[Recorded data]
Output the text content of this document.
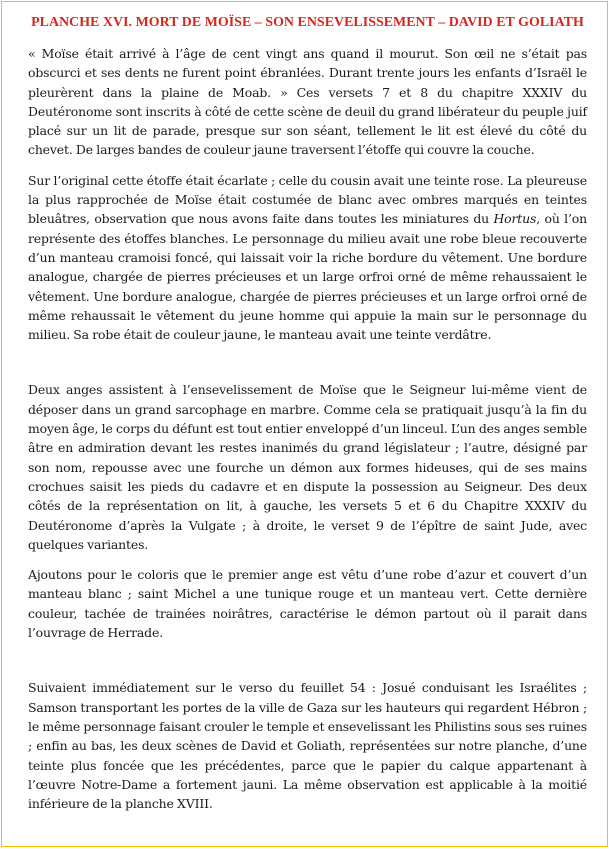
PLANCHE XVI. MORT DE MOÏSE – SON ENSEVELISSEMENT – DAVID ET GOLIATH

« Moïse était arrivé à l’âge de cent vingt ans quand il mourut. Son œil ne s’était pas obscurci et ses dents ne furent point ébranlées. Durant trente jours les enfants d’Israël le pleurèrent dans la plaine de Moab. » Ces versets 7 et 8 du chapitre XXXIV du Deutéronome sont inscrits à côté de cette scène de deuil du grand libérateur du peuple juif placé sur un lit de parade, presque sur son séant, tellement le lit est élevé du côté du chevet. De larges bandes de couleur jaune traversent l’étoffe qui couvre la couche.

Sur l’original cette étoffe était écarlate ; celle du cousin avait une teinte rose. La pleureuse la plus rapprochée de Moïse était costumée de blanc avec ombres marqués en teintes bleuâtres, observation que nous avons faite dans toutes les miniatures du Hortus, où l’on représente des étoffes blanches. Le personnage du milieu avait une robe bleue recouverte d’un manteau cramoisi foncé, qui laissait voir la riche bordure du vêtement. Une bordure analogue, chargée de pierres précieuses et un large orfroi orné de même rehaussaient le vêtement. Une bordure analogue, chargée de pierres précieuses et un large orfroi orné de même rehaussait le vêtement du jeune homme qui appuie la main sur le personnage du milieu. Sa robe était de couleur jaune, le manteau avait une teinte verdâtre.

Deux anges assistent à l’ensevelissement de Moïse que le Seigneur lui-même vient de déposer dans un grand sarcophage en marbre. Comme cela se pratiquait jusqu’à la fin du moyen âge, le corps du défunt est tout entier enveloppé d’un linceul. L’un des anges semble âtre en admiration devant les restes inanimés du grand législateur ; l’autre, désigné par son nom, repousse avec une fourche un démon aux formes hideuses, qui de ses mains crochues saisit les pieds du cadavre et en dispute la possession au Seigneur. Des deux côtés de la représentation on lit, à gauche, les versets 5 et 6 du Chapitre XXXIV du Deutéronome d’après la Vulgate ; à droite, le verset 9 de l’épître de saint Jude, avec quelques variantes.

Ajoutons pour le coloris que le premier ange est vêtu d’une robe d’azur et couvert d’un manteau blanc ; saint Michel a une tunique rouge et un manteau vert. Cette dernière couleur, tachée de trainées noirâtres, caractérise le démon partout où il parait dans l’ouvrage de Herrade.

Suivaient immédiatement sur le verso du feuillet 54 : Josué conduisant les Israélites ; Samson transportant les portes de la ville de Gaza sur les hauteurs qui regardent Hébron ; le même personnage faisant crouler le temple et ensevelissant les Philistins sous ses ruines ; enfin au bas, les deux scènes de David et Goliath, représentées sur notre planche, d’une teinte plus foncée que les précédentes, parce que le papier du calque appartenant à l’œuvre Notre-Dame a fortement jauni. La même observation est applicable à la moitié inférieure de la planche XVIII.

> **WRITTEN EXERCISE**
Write out the records above exactly as they stand, leaving out every picture.

> **EXPECTED ANSWER**
Output the text content of this document.
PLANCHE XVI. MORT DE MOÏSE – SON ENSEVELISSEMENT – DAVID ET GOLIATH

« Moïse était arrivé à l’âge de cent vingt ans quand il mourut. Son œil ne s’était pas obscurci et ses dents ne furent point ébranlées. Durant trente jours les enfants d’Israël le pleurèrent dans la plaine de Moab. » Ces versets 7 et 8 du chapitre XXXIV du Deutéronome sont inscrits à côté de cette scène de deuil du grand libérateur du peuple juif placé sur un lit de parade, presque sur son séant, tellement le lit est élevé du côté du chevet. De larges bandes de couleur jaune traversent l’étoffe qui couvre la couche.

Sur l’original cette étoffe était écarlate ; celle du cousin avait une teinte rose. La pleureuse la plus rapprochée de Moïse était costumée de blanc avec ombres marqués en teintes bleuâtres, observation que nous avons faite dans toutes les miniatures du Hortus, où l’on représente des étoffes blanches. Le personnage du milieu avait une robe bleue recouverte d’un manteau cramoisi foncé, qui laissait voir la riche bordure du vêtement. Une bordure analogue, chargée de pierres précieuses et un large orfroi orné de même rehaussaient le vêtement. Une bordure analogue, chargée de pierres précieuses et un large orfroi orné de même rehaussait le vêtement du jeune homme qui appuie la main sur le personnage du milieu. Sa robe était de couleur jaune, le manteau avait une teinte verdâtre.

Deux anges assistent à l’ensevelissement de Moïse que le Seigneur lui-même vient de déposer dans un grand sarcophage en marbre. Comme cela se pratiquait jusqu’à la fin du moyen âge, le corps du défunt est tout entier enveloppé d’un linceul. L’un des anges semble âtre en admiration devant les restes inanimés du grand législateur ; l’autre, désigné par son nom, repousse avec une fourche un démon aux formes hideuses, qui de ses mains crochues saisit les pieds du cadavre et en dispute la possession au Seigneur. Des deux côtés de la représentation on lit, à gauche, les versets 5 et 6 du Chapitre XXXIV du Deutéronome d’après la Vulgate ; à droite, le verset 9 de l’épître de saint Jude, avec quelques variantes.

Ajoutons pour le coloris que le premier ange est vêtu d’une robe d’azur et couvert d’un manteau blanc ; saint Michel a une tunique rouge et un manteau vert. Cette dernière couleur, tachée de trainées noirâtres, caractérise le démon partout où il parait dans l’ouvrage de Herrade.

Suivaient immédiatement sur le verso du feuillet 54 : Josué conduisant les Israélites ; Samson transportant les portes de la ville de Gaza sur les hauteurs qui regardent Hébron ; le même personnage faisant crouler le temple et ensevelissant les Philistins sous ses ruines ; enfin au bas, les deux scènes de David et Goliath, représentées sur notre planche, d’une teinte plus foncée que les précédentes, parce que le papier du calque appartenant à l’œuvre Notre-Dame a fortement jauni. La même observation est applicable à la moitié inférieure de la planche XVIII.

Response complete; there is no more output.